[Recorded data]
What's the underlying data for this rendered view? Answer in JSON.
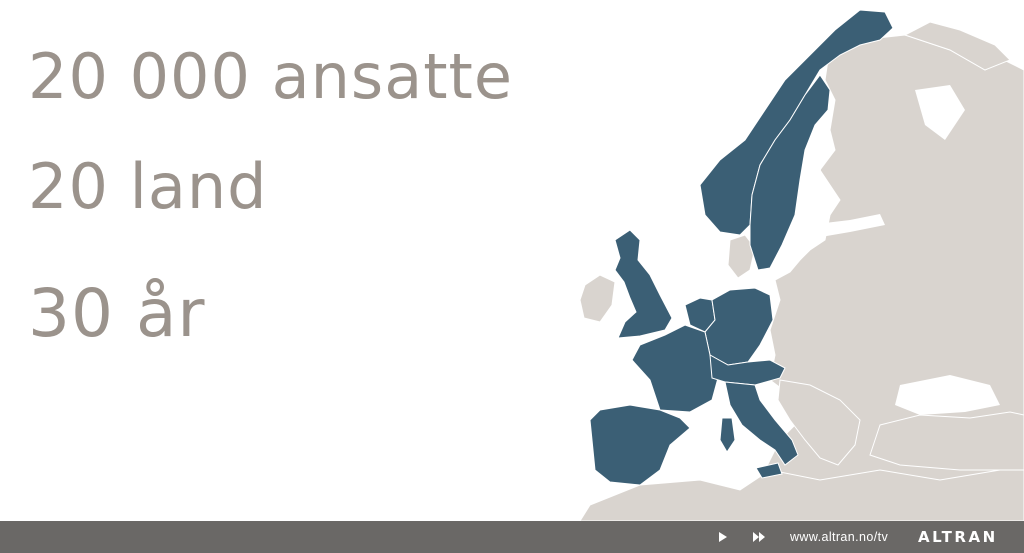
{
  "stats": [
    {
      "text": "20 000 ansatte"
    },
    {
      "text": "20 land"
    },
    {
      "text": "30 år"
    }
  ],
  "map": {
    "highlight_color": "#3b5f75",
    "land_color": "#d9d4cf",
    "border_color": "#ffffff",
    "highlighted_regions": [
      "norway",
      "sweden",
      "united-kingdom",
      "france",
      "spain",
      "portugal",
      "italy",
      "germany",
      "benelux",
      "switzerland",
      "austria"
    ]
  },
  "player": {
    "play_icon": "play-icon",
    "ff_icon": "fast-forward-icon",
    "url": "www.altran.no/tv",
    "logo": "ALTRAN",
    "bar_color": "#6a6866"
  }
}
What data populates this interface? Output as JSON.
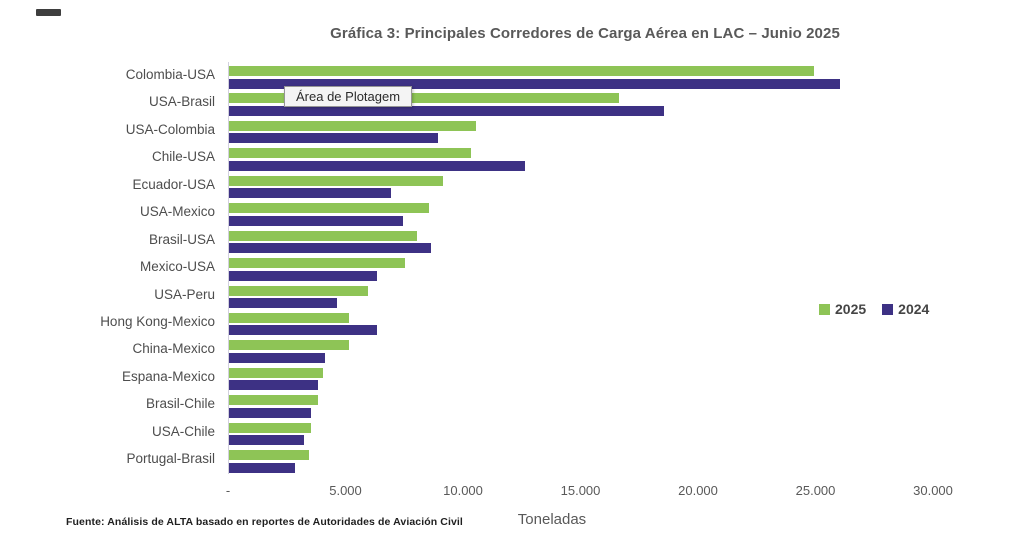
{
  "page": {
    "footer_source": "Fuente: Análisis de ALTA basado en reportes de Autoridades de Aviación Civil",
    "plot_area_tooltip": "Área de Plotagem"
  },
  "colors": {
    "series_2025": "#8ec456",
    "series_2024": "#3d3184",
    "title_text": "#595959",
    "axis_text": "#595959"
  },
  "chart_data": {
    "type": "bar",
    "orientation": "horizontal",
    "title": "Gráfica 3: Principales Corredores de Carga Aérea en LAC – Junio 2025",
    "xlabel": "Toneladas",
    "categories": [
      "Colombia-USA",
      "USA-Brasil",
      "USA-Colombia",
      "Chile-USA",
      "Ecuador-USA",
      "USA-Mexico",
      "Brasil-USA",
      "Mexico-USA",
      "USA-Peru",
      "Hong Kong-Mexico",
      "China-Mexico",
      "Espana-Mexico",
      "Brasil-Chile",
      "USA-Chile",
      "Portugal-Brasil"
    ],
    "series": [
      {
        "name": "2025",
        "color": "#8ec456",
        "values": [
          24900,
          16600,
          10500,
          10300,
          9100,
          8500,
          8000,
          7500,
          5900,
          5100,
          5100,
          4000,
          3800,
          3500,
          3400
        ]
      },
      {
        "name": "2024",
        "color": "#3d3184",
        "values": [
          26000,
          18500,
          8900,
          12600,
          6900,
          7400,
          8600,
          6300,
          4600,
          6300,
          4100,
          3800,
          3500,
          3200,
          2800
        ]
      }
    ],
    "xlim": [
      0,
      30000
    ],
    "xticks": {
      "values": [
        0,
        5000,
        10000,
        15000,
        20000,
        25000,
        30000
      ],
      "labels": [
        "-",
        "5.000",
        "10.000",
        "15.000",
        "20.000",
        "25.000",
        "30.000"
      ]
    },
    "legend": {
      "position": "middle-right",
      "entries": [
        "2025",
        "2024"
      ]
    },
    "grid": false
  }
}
---
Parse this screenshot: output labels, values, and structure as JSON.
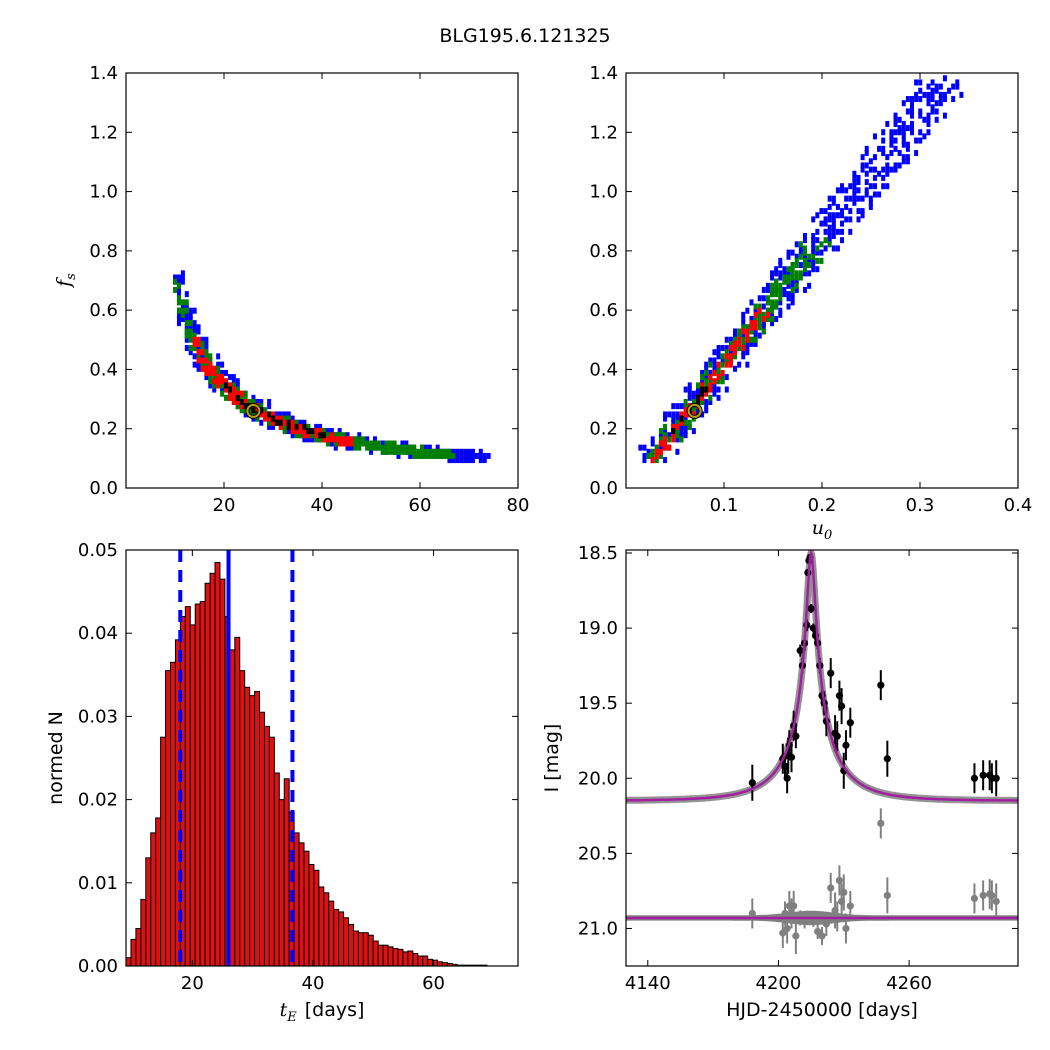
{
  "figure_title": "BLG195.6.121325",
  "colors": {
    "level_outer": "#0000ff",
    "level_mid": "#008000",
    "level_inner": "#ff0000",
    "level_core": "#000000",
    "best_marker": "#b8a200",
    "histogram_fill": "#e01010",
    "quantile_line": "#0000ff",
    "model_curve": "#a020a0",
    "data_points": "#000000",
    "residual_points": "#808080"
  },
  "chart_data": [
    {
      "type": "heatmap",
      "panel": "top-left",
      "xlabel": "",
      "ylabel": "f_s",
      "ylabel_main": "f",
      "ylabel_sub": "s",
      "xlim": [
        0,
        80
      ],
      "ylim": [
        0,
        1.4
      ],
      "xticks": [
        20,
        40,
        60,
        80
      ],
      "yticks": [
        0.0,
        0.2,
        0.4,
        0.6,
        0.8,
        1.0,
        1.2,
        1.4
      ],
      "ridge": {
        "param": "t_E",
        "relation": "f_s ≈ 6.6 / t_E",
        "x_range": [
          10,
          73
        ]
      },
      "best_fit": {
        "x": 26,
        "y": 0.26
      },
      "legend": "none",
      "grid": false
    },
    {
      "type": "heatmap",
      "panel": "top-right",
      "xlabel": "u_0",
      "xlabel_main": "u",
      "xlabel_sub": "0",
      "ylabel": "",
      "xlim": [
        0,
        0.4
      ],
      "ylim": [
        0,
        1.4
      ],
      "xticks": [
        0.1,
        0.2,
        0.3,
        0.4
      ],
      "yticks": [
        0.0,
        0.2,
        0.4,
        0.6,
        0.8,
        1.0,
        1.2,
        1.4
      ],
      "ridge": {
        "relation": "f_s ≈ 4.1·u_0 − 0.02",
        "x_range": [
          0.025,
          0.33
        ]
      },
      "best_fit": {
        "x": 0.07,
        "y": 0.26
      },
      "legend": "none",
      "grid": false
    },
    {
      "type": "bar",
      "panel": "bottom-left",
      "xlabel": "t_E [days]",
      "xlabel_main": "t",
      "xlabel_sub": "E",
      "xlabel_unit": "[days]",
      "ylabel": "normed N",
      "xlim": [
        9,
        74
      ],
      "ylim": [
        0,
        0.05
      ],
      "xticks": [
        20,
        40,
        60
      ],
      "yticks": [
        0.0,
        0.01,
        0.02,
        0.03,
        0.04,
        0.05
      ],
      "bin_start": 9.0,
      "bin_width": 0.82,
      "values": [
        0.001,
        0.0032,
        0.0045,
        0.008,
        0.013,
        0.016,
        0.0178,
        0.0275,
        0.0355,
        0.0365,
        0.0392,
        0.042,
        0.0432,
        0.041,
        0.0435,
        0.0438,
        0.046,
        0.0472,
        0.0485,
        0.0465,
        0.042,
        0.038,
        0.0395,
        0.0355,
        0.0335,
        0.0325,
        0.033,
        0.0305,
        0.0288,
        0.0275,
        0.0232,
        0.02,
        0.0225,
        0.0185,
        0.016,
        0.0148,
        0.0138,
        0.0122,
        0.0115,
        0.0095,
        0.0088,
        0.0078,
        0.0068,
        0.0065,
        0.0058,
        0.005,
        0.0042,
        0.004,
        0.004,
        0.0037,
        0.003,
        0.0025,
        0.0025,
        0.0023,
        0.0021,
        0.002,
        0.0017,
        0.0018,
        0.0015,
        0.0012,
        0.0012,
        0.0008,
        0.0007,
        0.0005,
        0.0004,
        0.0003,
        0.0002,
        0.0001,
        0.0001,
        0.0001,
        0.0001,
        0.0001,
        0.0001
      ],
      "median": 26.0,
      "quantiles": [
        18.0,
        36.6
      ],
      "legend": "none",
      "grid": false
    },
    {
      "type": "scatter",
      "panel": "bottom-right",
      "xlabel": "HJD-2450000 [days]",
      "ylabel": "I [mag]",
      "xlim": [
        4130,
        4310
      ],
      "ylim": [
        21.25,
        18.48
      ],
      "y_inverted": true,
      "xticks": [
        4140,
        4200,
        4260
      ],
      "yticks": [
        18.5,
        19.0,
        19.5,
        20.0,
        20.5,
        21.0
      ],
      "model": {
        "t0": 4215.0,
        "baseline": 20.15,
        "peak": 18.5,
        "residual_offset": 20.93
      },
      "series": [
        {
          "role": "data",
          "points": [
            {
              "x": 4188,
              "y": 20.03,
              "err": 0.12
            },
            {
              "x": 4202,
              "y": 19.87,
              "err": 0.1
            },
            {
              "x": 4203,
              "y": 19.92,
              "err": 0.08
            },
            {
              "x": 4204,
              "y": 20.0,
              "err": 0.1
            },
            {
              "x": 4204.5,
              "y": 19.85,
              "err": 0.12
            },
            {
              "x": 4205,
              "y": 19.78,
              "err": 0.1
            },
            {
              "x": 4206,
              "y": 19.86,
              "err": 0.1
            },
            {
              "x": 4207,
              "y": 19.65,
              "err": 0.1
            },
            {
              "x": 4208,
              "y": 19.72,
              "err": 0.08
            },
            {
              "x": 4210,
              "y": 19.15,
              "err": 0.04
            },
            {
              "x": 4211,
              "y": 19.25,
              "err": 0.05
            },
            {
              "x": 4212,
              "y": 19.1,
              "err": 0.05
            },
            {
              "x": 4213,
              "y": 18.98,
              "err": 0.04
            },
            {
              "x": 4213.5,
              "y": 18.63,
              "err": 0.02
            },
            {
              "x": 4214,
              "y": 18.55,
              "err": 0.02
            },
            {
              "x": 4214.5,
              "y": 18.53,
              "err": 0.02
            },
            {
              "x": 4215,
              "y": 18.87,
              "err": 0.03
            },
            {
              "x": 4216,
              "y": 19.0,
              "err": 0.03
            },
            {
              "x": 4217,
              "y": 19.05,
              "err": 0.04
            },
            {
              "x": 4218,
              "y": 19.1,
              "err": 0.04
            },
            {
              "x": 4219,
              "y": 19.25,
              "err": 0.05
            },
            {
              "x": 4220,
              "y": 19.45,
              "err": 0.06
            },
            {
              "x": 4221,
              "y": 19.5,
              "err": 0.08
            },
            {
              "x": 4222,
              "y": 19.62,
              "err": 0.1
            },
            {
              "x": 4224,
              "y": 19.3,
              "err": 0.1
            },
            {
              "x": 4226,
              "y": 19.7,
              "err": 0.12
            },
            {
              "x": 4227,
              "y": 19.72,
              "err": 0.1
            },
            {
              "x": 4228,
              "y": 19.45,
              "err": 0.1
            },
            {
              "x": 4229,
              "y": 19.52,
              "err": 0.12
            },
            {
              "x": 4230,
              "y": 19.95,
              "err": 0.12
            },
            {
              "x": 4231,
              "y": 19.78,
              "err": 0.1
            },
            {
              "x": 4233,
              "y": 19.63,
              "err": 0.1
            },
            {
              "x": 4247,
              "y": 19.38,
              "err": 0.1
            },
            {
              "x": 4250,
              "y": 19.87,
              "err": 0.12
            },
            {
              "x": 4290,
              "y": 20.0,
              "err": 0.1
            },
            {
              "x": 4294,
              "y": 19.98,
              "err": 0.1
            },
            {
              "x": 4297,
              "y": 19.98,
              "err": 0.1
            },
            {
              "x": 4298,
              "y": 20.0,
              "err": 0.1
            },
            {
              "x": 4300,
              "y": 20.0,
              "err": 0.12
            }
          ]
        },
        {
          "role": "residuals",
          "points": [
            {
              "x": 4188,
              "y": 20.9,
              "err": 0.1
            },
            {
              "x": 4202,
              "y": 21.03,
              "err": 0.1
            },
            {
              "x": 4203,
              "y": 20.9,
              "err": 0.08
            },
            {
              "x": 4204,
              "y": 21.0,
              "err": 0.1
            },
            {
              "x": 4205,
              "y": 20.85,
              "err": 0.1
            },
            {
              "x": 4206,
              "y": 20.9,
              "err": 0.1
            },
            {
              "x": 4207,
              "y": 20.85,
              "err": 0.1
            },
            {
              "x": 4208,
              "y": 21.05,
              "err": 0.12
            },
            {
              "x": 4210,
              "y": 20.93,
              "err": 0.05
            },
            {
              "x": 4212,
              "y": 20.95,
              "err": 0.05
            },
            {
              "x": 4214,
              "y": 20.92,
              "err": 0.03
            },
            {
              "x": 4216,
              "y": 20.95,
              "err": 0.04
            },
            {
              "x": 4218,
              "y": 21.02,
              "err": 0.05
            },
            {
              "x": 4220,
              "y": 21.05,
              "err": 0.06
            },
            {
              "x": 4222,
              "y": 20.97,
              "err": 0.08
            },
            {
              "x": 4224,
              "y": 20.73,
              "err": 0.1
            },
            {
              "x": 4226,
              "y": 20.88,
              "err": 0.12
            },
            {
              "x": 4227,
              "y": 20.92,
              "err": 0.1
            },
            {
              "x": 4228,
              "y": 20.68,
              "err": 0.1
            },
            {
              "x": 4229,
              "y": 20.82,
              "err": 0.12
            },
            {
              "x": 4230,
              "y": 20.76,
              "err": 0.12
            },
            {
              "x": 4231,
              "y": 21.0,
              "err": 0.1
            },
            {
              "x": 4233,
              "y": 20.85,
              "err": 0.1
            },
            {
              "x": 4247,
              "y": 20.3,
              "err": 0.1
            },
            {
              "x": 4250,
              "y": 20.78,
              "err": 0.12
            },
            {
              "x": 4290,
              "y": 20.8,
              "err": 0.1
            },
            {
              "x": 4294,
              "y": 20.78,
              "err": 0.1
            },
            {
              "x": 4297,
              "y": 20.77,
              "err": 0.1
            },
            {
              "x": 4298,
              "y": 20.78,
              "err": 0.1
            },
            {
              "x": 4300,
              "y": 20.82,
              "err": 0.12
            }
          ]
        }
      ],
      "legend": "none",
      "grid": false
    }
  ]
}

INSTRUCTIONS FOR THE TASK
Where does the word "right" appear in the listing? List each line that holds it.

ANSWER TO THE EXERCISE
      "position": "middle-right",
      "panel": "top-right",
      "panel": "bottom-right",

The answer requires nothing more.